(Interface dataset entries)
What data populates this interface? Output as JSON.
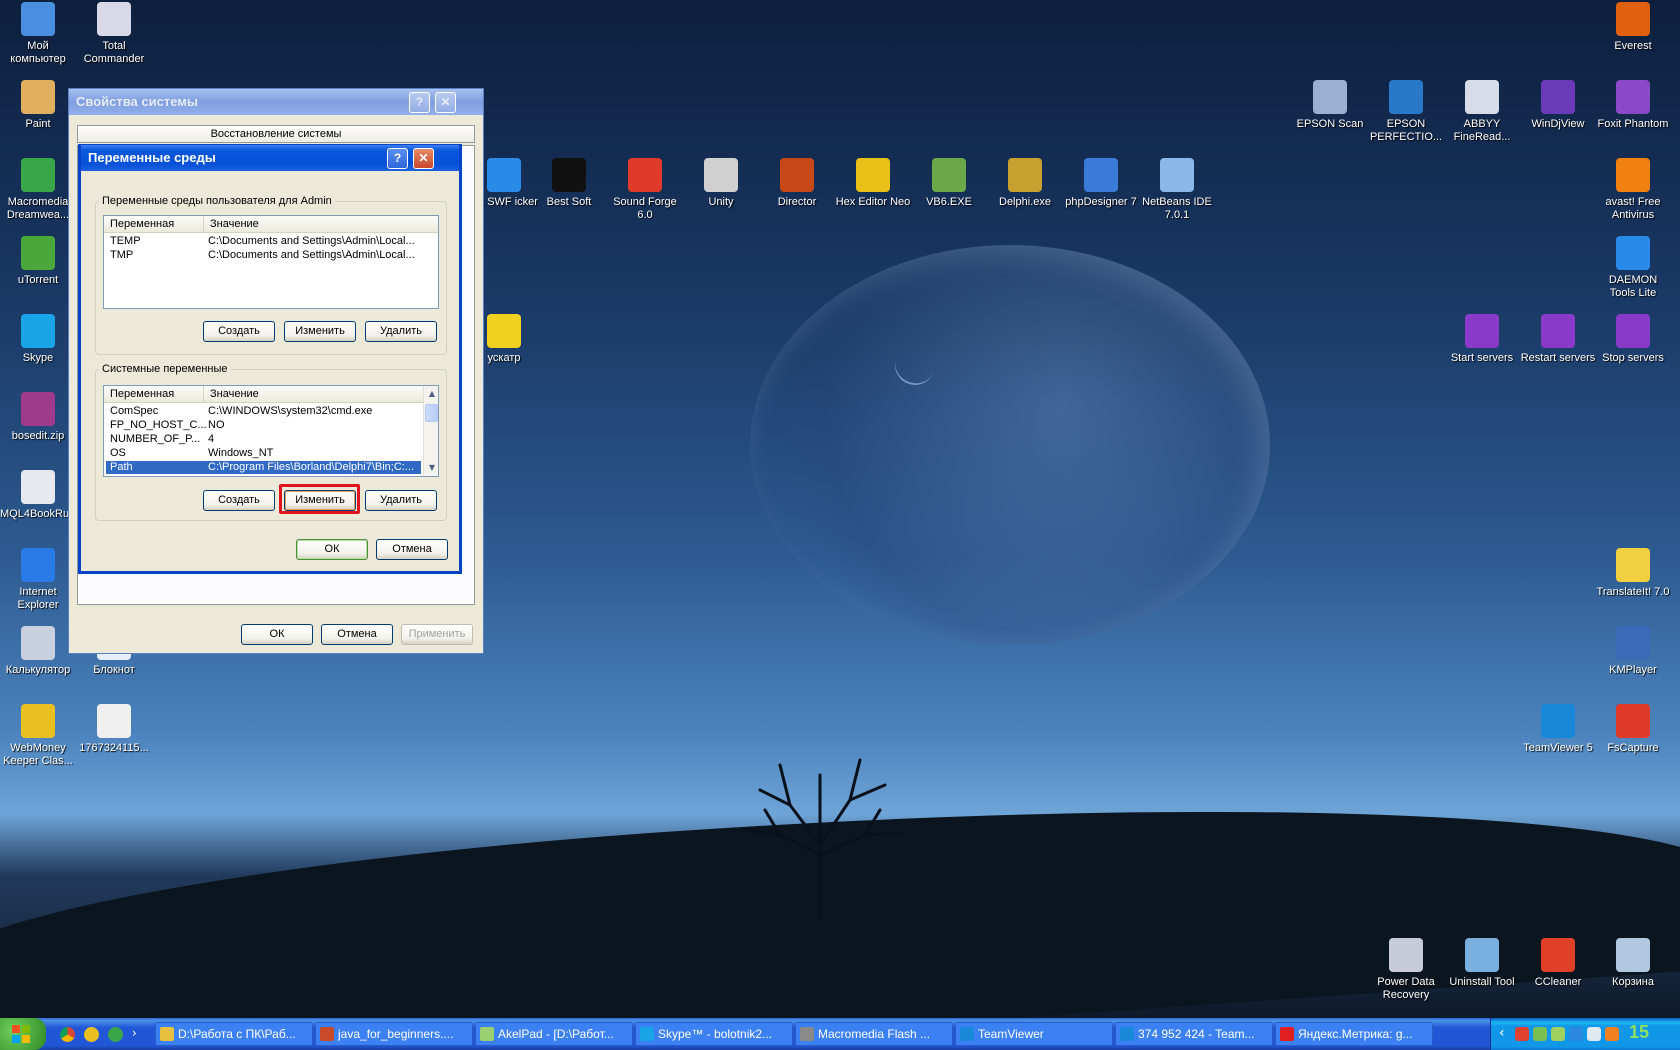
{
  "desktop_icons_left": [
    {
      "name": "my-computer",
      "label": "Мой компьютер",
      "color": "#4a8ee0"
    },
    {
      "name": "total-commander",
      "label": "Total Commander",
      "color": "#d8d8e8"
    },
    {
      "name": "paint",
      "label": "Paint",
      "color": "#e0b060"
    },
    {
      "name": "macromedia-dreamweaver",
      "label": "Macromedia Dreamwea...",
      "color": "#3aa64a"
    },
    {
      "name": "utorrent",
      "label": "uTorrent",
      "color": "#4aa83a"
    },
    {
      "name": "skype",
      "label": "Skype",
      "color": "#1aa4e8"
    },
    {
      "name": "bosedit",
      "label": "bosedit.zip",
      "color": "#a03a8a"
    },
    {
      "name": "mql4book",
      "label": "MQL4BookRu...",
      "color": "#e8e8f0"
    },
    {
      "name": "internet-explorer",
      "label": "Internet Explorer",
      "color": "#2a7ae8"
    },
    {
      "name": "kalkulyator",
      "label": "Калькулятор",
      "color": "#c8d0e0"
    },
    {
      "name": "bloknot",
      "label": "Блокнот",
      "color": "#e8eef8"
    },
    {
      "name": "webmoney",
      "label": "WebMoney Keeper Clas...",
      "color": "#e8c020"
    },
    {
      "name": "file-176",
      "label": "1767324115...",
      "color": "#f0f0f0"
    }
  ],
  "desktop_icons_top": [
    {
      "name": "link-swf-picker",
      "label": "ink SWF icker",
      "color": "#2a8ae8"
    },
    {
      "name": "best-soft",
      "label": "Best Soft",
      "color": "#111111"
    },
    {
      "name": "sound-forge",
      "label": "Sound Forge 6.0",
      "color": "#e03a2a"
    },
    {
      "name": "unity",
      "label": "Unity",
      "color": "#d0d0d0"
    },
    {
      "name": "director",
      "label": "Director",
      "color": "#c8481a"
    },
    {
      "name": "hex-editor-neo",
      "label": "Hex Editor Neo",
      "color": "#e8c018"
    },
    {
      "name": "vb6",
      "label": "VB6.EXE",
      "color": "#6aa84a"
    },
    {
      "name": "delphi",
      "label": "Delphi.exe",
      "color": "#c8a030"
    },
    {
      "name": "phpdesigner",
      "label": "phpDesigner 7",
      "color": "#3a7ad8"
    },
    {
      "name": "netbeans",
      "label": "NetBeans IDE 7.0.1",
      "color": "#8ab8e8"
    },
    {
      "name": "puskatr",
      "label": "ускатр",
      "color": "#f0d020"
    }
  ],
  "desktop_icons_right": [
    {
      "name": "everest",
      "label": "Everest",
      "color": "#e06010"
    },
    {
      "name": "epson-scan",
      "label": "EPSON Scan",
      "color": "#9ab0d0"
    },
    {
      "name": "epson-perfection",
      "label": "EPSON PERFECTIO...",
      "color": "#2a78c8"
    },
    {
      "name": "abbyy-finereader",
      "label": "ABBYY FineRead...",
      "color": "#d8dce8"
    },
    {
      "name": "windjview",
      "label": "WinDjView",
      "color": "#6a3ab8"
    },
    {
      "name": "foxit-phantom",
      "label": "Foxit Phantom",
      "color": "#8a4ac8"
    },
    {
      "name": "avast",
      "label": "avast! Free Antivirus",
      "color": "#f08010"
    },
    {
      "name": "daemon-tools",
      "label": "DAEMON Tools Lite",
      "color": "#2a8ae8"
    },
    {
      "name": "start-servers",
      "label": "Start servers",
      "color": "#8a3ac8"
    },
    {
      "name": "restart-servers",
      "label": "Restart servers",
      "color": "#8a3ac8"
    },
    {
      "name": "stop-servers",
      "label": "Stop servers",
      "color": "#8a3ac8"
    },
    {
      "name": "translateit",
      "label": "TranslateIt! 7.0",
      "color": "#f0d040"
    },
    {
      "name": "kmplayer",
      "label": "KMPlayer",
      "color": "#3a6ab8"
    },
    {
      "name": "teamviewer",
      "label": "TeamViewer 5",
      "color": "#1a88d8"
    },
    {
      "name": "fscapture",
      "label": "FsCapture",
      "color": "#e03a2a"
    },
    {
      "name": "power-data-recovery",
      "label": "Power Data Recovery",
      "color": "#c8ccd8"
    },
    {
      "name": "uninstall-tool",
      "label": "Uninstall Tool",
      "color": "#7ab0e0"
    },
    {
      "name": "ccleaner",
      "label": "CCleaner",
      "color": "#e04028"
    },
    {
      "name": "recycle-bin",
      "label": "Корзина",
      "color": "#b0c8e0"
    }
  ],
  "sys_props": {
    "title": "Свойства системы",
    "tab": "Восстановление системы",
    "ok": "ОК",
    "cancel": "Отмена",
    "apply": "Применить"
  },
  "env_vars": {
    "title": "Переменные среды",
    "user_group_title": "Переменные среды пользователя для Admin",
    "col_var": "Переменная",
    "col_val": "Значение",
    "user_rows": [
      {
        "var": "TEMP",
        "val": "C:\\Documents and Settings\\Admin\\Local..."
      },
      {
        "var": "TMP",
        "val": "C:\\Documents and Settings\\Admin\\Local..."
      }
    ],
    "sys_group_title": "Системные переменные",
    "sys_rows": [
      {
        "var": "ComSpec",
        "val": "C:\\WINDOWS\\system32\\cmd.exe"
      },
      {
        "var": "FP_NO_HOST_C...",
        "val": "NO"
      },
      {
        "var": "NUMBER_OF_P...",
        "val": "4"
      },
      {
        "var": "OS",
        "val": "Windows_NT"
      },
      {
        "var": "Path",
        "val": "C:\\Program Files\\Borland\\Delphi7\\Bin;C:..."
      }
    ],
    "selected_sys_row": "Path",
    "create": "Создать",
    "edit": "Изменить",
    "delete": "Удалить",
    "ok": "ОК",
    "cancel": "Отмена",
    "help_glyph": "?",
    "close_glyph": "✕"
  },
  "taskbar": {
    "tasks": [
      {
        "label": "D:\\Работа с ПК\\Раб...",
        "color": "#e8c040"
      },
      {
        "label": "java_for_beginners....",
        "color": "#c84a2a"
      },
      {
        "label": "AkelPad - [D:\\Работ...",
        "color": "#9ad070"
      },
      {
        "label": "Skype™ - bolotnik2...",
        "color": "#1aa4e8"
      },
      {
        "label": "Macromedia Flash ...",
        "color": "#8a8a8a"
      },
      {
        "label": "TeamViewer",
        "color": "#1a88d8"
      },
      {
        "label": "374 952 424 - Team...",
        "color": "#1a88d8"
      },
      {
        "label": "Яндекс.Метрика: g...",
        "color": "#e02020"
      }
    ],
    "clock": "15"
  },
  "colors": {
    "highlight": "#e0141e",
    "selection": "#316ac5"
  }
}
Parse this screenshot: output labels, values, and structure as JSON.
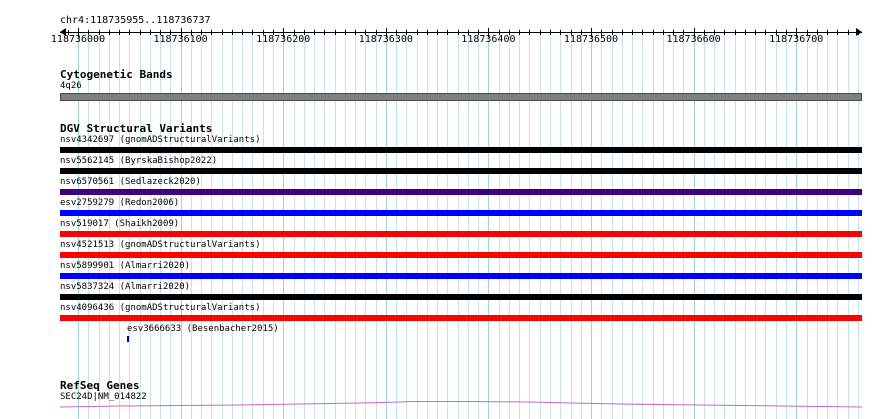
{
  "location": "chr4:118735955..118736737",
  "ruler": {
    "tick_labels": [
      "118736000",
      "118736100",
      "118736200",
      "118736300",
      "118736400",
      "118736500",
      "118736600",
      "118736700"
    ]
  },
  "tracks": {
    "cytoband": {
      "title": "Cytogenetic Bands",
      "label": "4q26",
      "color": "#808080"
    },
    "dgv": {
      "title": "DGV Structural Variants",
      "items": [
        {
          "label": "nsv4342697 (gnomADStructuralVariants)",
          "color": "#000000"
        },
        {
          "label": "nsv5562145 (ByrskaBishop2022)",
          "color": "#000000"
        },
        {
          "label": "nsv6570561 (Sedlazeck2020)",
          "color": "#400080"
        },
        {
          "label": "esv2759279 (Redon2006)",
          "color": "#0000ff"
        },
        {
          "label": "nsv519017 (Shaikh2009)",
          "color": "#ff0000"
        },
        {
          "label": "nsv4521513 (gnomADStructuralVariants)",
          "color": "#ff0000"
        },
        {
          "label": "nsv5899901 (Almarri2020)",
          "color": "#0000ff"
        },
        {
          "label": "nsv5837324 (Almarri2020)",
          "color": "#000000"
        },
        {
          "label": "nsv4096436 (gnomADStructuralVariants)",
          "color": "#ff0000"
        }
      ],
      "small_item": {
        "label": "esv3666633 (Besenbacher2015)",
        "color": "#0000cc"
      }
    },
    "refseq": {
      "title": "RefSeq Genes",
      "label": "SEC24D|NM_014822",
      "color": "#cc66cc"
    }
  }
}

Task goal ::
Exact copy, pictures omitted: every line from the one holding "Parse this screenshot: output" through the last line of the data above, and nothing else.

Exercise output ::
Parse this screenshot: output labels, values, and structure as JSON.
{
  "location": "chr4:118735955..118736737",
  "ruler": {
    "tick_labels": [
      "118736000",
      "118736100",
      "118736200",
      "118736300",
      "118736400",
      "118736500",
      "118736600",
      "118736700"
    ]
  },
  "tracks": {
    "cytoband": {
      "title": "Cytogenetic Bands",
      "label": "4q26",
      "color": "#808080"
    },
    "dgv": {
      "title": "DGV Structural Variants",
      "items": [
        {
          "label": "nsv4342697 (gnomADStructuralVariants)",
          "color": "#000000"
        },
        {
          "label": "nsv5562145 (ByrskaBishop2022)",
          "color": "#000000"
        },
        {
          "label": "nsv6570561 (Sedlazeck2020)",
          "color": "#400080"
        },
        {
          "label": "esv2759279 (Redon2006)",
          "color": "#0000ff"
        },
        {
          "label": "nsv519017 (Shaikh2009)",
          "color": "#ff0000"
        },
        {
          "label": "nsv4521513 (gnomADStructuralVariants)",
          "color": "#ff0000"
        },
        {
          "label": "nsv5899901 (Almarri2020)",
          "color": "#0000ff"
        },
        {
          "label": "nsv5837324 (Almarri2020)",
          "color": "#000000"
        },
        {
          "label": "nsv4096436 (gnomADStructuralVariants)",
          "color": "#ff0000"
        }
      ],
      "small_item": {
        "label": "esv3666633 (Besenbacher2015)",
        "color": "#0000cc"
      }
    },
    "refseq": {
      "title": "RefSeq Genes",
      "label": "SEC24D|NM_014822",
      "color": "#cc66cc"
    }
  }
}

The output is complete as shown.